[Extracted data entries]
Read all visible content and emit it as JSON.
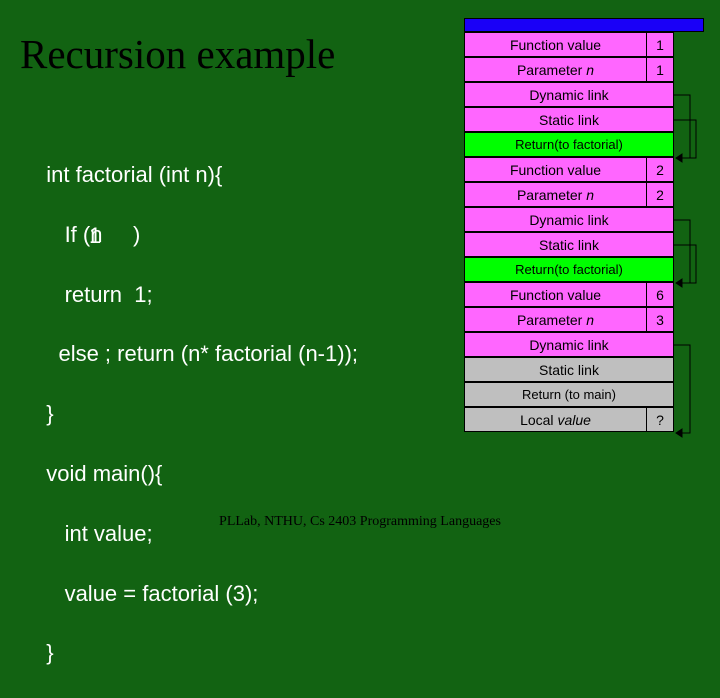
{
  "title": "Recursion example",
  "code": "int factorial (int n){\n   If (n     )\n   return  1;\n  else ; return (n* factorial (n-1));\n                1\n}\nvoid main(){\n   int value;\n   value = factorial (3);\n}",
  "codeLines": [
    "int factorial (int n){",
    "   If (n     )",
    "   return  1;",
    "  else ; return (n* factorial (n-1));",
    "}",
    "void main(){",
    "   int value;",
    "   value = factorial (3);",
    "}"
  ],
  "codeOverlay": "1",
  "footer": "PLLab, NTHU, Cs 2403 Programming Languages",
  "stack": {
    "frames": [
      {
        "fv_label": "Function value",
        "fv_val": "1",
        "pn_label": "Parameter",
        "pn_name": "n",
        "pn_val": "1",
        "dyn": "Dynamic link",
        "stat": "Static link",
        "ret": "Return(to factorial)"
      },
      {
        "fv_label": "Function value",
        "fv_val": "2",
        "pn_label": "Parameter",
        "pn_name": "n",
        "pn_val": "2",
        "dyn": "Dynamic link",
        "stat": "Static link",
        "ret": "Return(to factorial)"
      },
      {
        "fv_label": "Function value",
        "fv_val": "6",
        "pn_label": "Parameter",
        "pn_name": "n",
        "pn_val": "3",
        "dyn": "Dynamic link",
        "stat": "Static link",
        "ret": "Return (to main)"
      }
    ],
    "mainFrame": {
      "lv_label": "Local",
      "lv_name": "value",
      "lv_val": "?"
    }
  }
}
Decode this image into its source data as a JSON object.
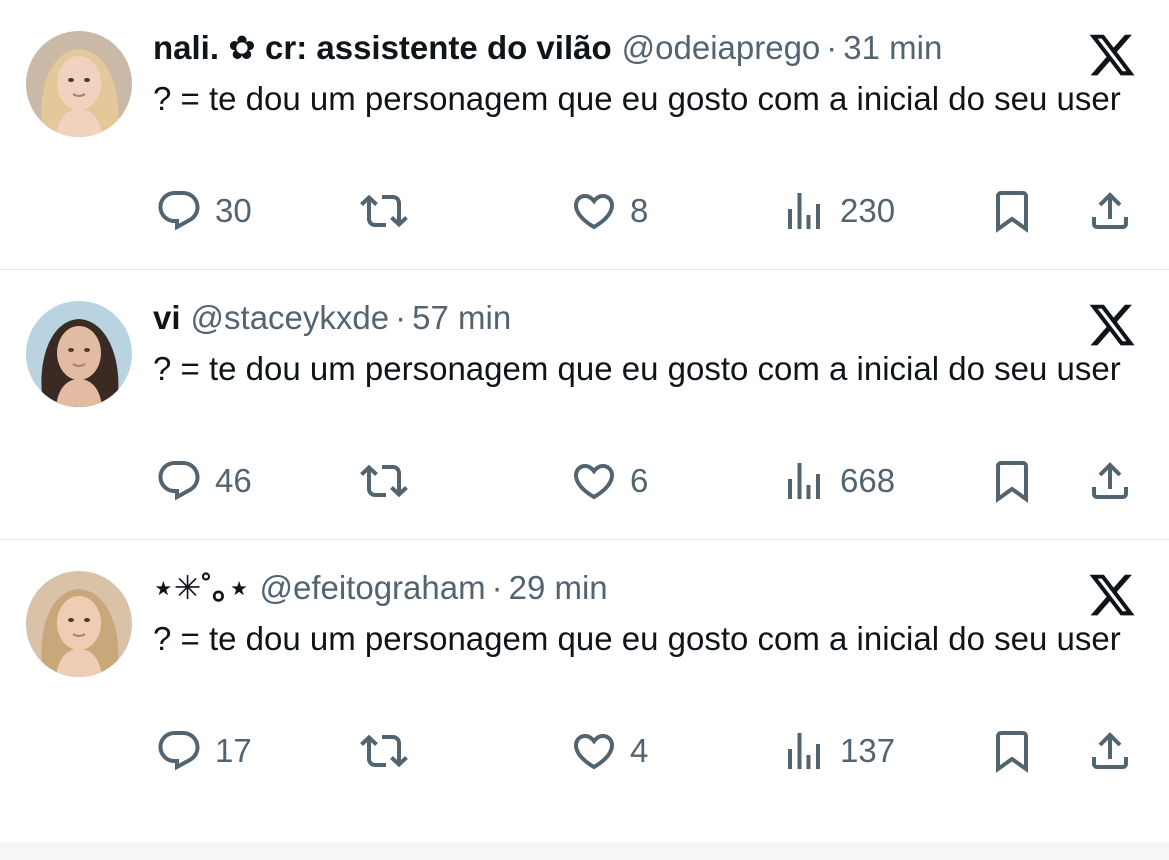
{
  "tweets": [
    {
      "display_name": "nali. ✿ cr: assistente do vilão",
      "handle": "@odeiaprego",
      "separator": "·",
      "time": "31 min",
      "text": "? = te dou um personagem que eu gosto com a inicial do seu user",
      "replies": "30",
      "likes": "8",
      "views": "230",
      "avatar_colors": {
        "bg": "#c9b9a6",
        "hair": "#e3c89a",
        "skin": "#efd3bf"
      }
    },
    {
      "display_name": "vi",
      "handle": "@staceykxde",
      "separator": "·",
      "time": "57 min",
      "text": "? = te dou um personagem que eu gosto com a inicial do seu user",
      "replies": "46",
      "likes": "6",
      "views": "668",
      "avatar_colors": {
        "bg": "#b9d4e0",
        "hair": "#3a2a24",
        "skin": "#e2bba2"
      }
    },
    {
      "display_name": "⋆✳︎˚｡⋆",
      "handle": "@efeitograham",
      "separator": "·",
      "time": "29 min",
      "text": "? = te dou um personagem que eu gosto com a inicial do seu user",
      "replies": "17",
      "likes": "4",
      "views": "137",
      "avatar_colors": {
        "bg": "#d9c2a8",
        "hair": "#caa77a",
        "skin": "#efcdb4"
      }
    }
  ],
  "icons": {
    "reply": "reply-icon",
    "retweet": "retweet-icon",
    "like": "heart-icon",
    "views": "views-icon",
    "bookmark": "bookmark-icon",
    "share": "share-icon",
    "brand": "x-logo-icon"
  },
  "colors": {
    "text_primary": "#0f1419",
    "text_secondary": "#536471",
    "divider": "#e1e6ea"
  }
}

• [YOUR OBJECTIVE]: Leave out every picture and copy the rest of the records exactly.

• [SOLUTION TO THE PROBLEM]:
Read all visible content and emit it as JSON.
{
  "title": "Recursion example",
  "code": "int factorial (int n){\n   If (n     )\n   return  1;\n  else ; return (n* factorial (n-1));\n                1\n}\nvoid main(){\n   int value;\n   value = factorial (3);\n}",
  "codeLines": [
    "int factorial (int n){",
    "   If (n     )",
    "   return  1;",
    "  else ; return (n* factorial (n-1));",
    "}",
    "void main(){",
    "   int value;",
    "   value = factorial (3);",
    "}"
  ],
  "codeOverlay": "1",
  "footer": "PLLab, NTHU, Cs 2403 Programming Languages",
  "stack": {
    "frames": [
      {
        "fv_label": "Function value",
        "fv_val": "1",
        "pn_label": "Parameter",
        "pn_name": "n",
        "pn_val": "1",
        "dyn": "Dynamic link",
        "stat": "Static link",
        "ret": "Return(to factorial)"
      },
      {
        "fv_label": "Function value",
        "fv_val": "2",
        "pn_label": "Parameter",
        "pn_name": "n",
        "pn_val": "2",
        "dyn": "Dynamic link",
        "stat": "Static link",
        "ret": "Return(to factorial)"
      },
      {
        "fv_label": "Function value",
        "fv_val": "6",
        "pn_label": "Parameter",
        "pn_name": "n",
        "pn_val": "3",
        "dyn": "Dynamic link",
        "stat": "Static link",
        "ret": "Return (to main)"
      }
    ],
    "mainFrame": {
      "lv_label": "Local",
      "lv_name": "value",
      "lv_val": "?"
    }
  }
}
Decode this image into its source data as a JSON object.
{
  "tweets": [
    {
      "display_name": "nali. ✿ cr: assistente do vilão",
      "handle": "@odeiaprego",
      "separator": "·",
      "time": "31 min",
      "text": "? = te dou um personagem que eu gosto com a inicial do seu user",
      "replies": "30",
      "likes": "8",
      "views": "230",
      "avatar_colors": {
        "bg": "#c9b9a6",
        "hair": "#e3c89a",
        "skin": "#efd3bf"
      }
    },
    {
      "display_name": "vi",
      "handle": "@staceykxde",
      "separator": "·",
      "time": "57 min",
      "text": "? = te dou um personagem que eu gosto com a inicial do seu user",
      "replies": "46",
      "likes": "6",
      "views": "668",
      "avatar_colors": {
        "bg": "#b9d4e0",
        "hair": "#3a2a24",
        "skin": "#e2bba2"
      }
    },
    {
      "display_name": "⋆✳︎˚｡⋆",
      "handle": "@efeitograham",
      "separator": "·",
      "time": "29 min",
      "text": "? = te dou um personagem que eu gosto com a inicial do seu user",
      "replies": "17",
      "likes": "4",
      "views": "137",
      "avatar_colors": {
        "bg": "#d9c2a8",
        "hair": "#caa77a",
        "skin": "#efcdb4"
      }
    }
  ],
  "icons": {
    "reply": "reply-icon",
    "retweet": "retweet-icon",
    "like": "heart-icon",
    "views": "views-icon",
    "bookmark": "bookmark-icon",
    "share": "share-icon",
    "brand": "x-logo-icon"
  },
  "colors": {
    "text_primary": "#0f1419",
    "text_secondary": "#536471",
    "divider": "#e1e6ea"
  }
}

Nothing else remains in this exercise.